■ Data excerpts:
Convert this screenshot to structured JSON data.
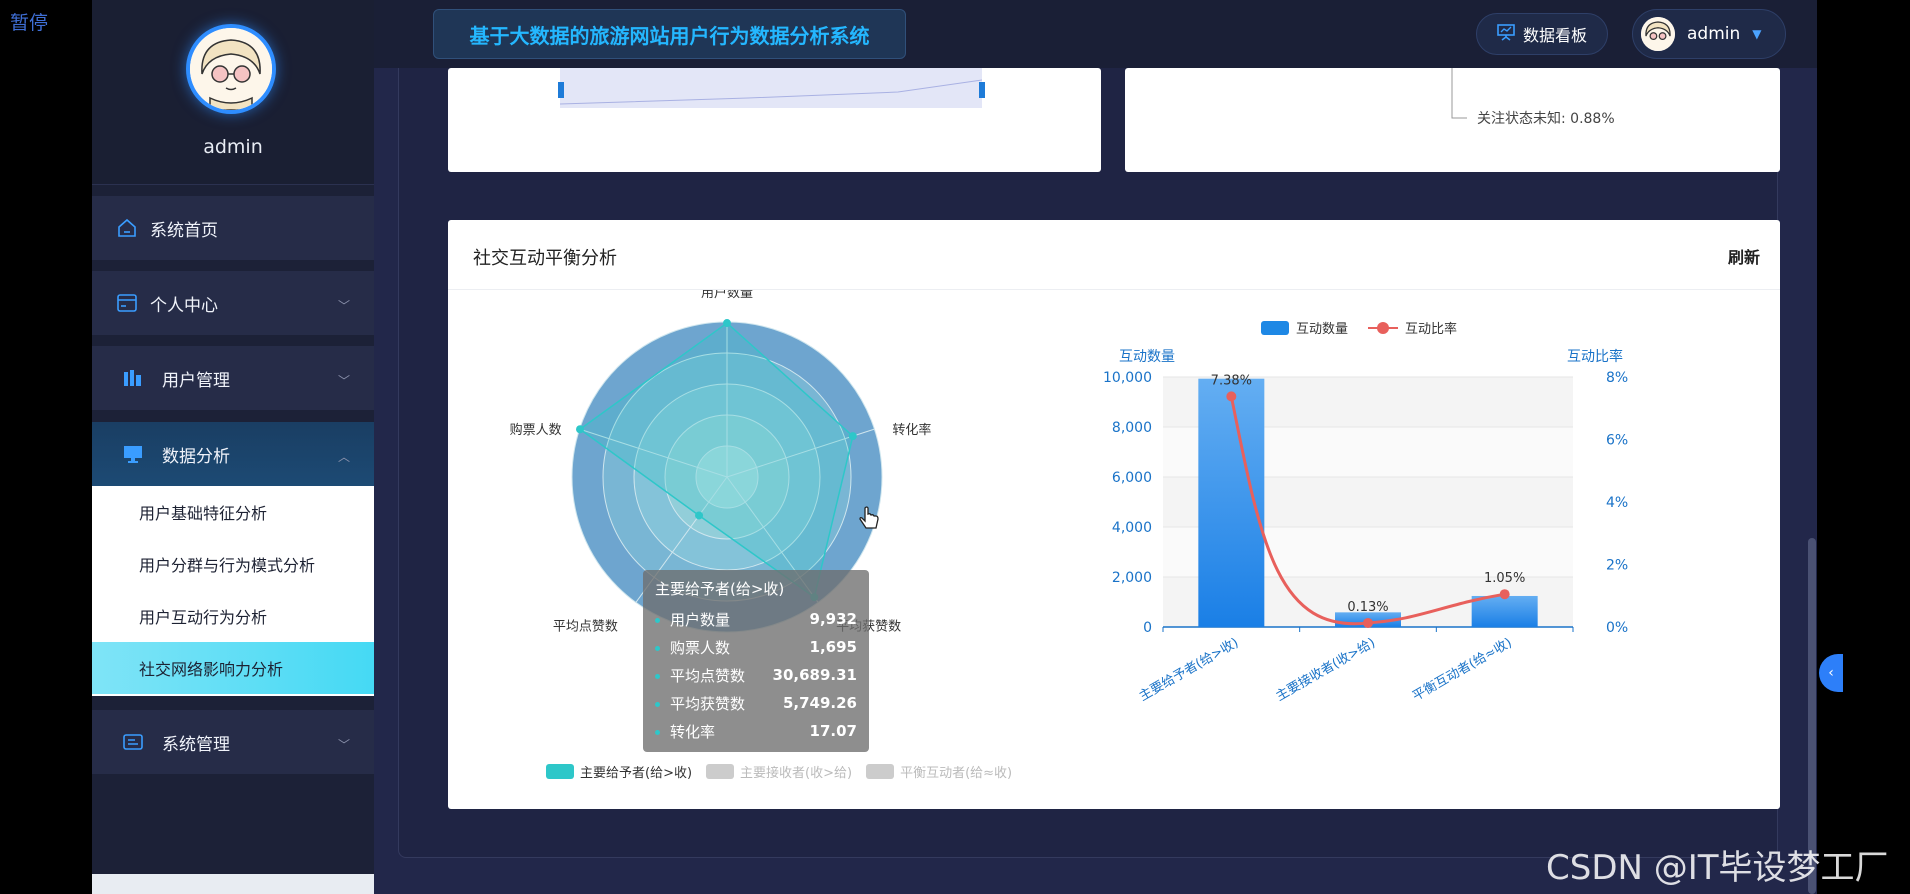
{
  "overlay": {
    "pause_label": "暂停",
    "watermark": "CSDN @IT毕设梦工厂"
  },
  "sidebar": {
    "username": "admin",
    "menu": [
      {
        "label": "系统首页",
        "icon": "home-icon"
      },
      {
        "label": "个人中心",
        "icon": "id-card-icon"
      },
      {
        "label": "用户管理",
        "icon": "bar-icon"
      },
      {
        "label": "数据分析",
        "icon": "monitor-icon"
      },
      {
        "label": "系统管理",
        "icon": "form-icon"
      }
    ],
    "submenu": [
      "用户基础特征分析",
      "用户分群与行为模式分析",
      "用户互动行为分析",
      "社交网络影响力分析"
    ]
  },
  "topbar": {
    "title": "基于大数据的旅游网站用户行为数据分析系统",
    "dashboard_label": "数据看板",
    "user": "admin"
  },
  "prev_card": {
    "pie_label": "关注状态未知: 0.88%"
  },
  "card": {
    "title": "社交互动平衡分析",
    "refresh": "刷新"
  },
  "colors": {
    "primary": "#2ec7c9",
    "bar": "#1e88e5",
    "line": "#e8605c",
    "title": "#24b7ff"
  },
  "chart_data": [
    {
      "type": "radar",
      "indicators": [
        "用户数量",
        "转化率",
        "平均获赞数",
        "平均点赞数",
        "购票人数"
      ],
      "legend": [
        "主要给予者(给>收)",
        "主要接收者(收>给)",
        "平衡互动者(给≈收)"
      ],
      "series": [
        {
          "name": "主要给予者(给>收)",
          "values": [
            9932,
            17.07,
            5749.26,
            30689.31,
            1695
          ]
        }
      ],
      "tooltip": {
        "title": "主要给予者(给>收)",
        "rows": [
          {
            "label": "用户数量",
            "value": "9,932"
          },
          {
            "label": "购票人数",
            "value": "1,695"
          },
          {
            "label": "平均点赞数",
            "value": "30,689.31"
          },
          {
            "label": "平均获赞数",
            "value": "5,749.26"
          },
          {
            "label": "转化率",
            "value": "17.07"
          }
        ]
      }
    },
    {
      "type": "bar",
      "categories": [
        "主要给予者(给>收)",
        "主要接收者(收>给)",
        "平衡互动者(给≈收)"
      ],
      "legend": [
        "互动数量",
        "互动比率"
      ],
      "ylabel": "互动数量",
      "ylabel_right": "互动比率",
      "ylim": [
        0,
        10000
      ],
      "ylim_right": [
        0,
        8
      ],
      "yticks": [
        "0",
        "2,000",
        "4,000",
        "6,000",
        "8,000",
        "10,000"
      ],
      "yticks_right": [
        "0%",
        "2%",
        "4%",
        "6%",
        "8%"
      ],
      "series": [
        {
          "name": "互动数量",
          "type": "bar",
          "values": [
            9932,
            586,
            1241
          ]
        },
        {
          "name": "互动比率",
          "type": "line",
          "values": [
            7.38,
            0.13,
            1.05
          ],
          "labels": [
            "7.38%",
            "0.13%",
            "1.05%"
          ]
        }
      ]
    }
  ]
}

■ PROBLEM STATEMENT: Copy out the whole listing exactly, and don't carry over any pictures.

■ SOLUTION BELOW:
Convert this screenshot to structured JSON data.
{
  "overlay": {
    "pause_label": "暂停",
    "watermark": "CSDN @IT毕设梦工厂"
  },
  "sidebar": {
    "username": "admin",
    "menu": [
      {
        "label": "系统首页",
        "icon": "home-icon"
      },
      {
        "label": "个人中心",
        "icon": "id-card-icon"
      },
      {
        "label": "用户管理",
        "icon": "bar-icon"
      },
      {
        "label": "数据分析",
        "icon": "monitor-icon"
      },
      {
        "label": "系统管理",
        "icon": "form-icon"
      }
    ],
    "submenu": [
      "用户基础特征分析",
      "用户分群与行为模式分析",
      "用户互动行为分析",
      "社交网络影响力分析"
    ]
  },
  "topbar": {
    "title": "基于大数据的旅游网站用户行为数据分析系统",
    "dashboard_label": "数据看板",
    "user": "admin"
  },
  "prev_card": {
    "pie_label": "关注状态未知: 0.88%"
  },
  "card": {
    "title": "社交互动平衡分析",
    "refresh": "刷新"
  },
  "colors": {
    "primary": "#2ec7c9",
    "bar": "#1e88e5",
    "line": "#e8605c",
    "title": "#24b7ff"
  },
  "chart_data": [
    {
      "type": "radar",
      "indicators": [
        "用户数量",
        "转化率",
        "平均获赞数",
        "平均点赞数",
        "购票人数"
      ],
      "legend": [
        "主要给予者(给>收)",
        "主要接收者(收>给)",
        "平衡互动者(给≈收)"
      ],
      "series": [
        {
          "name": "主要给予者(给>收)",
          "values": [
            9932,
            17.07,
            5749.26,
            30689.31,
            1695
          ]
        }
      ],
      "tooltip": {
        "title": "主要给予者(给>收)",
        "rows": [
          {
            "label": "用户数量",
            "value": "9,932"
          },
          {
            "label": "购票人数",
            "value": "1,695"
          },
          {
            "label": "平均点赞数",
            "value": "30,689.31"
          },
          {
            "label": "平均获赞数",
            "value": "5,749.26"
          },
          {
            "label": "转化率",
            "value": "17.07"
          }
        ]
      }
    },
    {
      "type": "bar",
      "categories": [
        "主要给予者(给>收)",
        "主要接收者(收>给)",
        "平衡互动者(给≈收)"
      ],
      "legend": [
        "互动数量",
        "互动比率"
      ],
      "ylabel": "互动数量",
      "ylabel_right": "互动比率",
      "ylim": [
        0,
        10000
      ],
      "ylim_right": [
        0,
        8
      ],
      "yticks": [
        "0",
        "2,000",
        "4,000",
        "6,000",
        "8,000",
        "10,000"
      ],
      "yticks_right": [
        "0%",
        "2%",
        "4%",
        "6%",
        "8%"
      ],
      "series": [
        {
          "name": "互动数量",
          "type": "bar",
          "values": [
            9932,
            586,
            1241
          ]
        },
        {
          "name": "互动比率",
          "type": "line",
          "values": [
            7.38,
            0.13,
            1.05
          ],
          "labels": [
            "7.38%",
            "0.13%",
            "1.05%"
          ]
        }
      ]
    }
  ]
}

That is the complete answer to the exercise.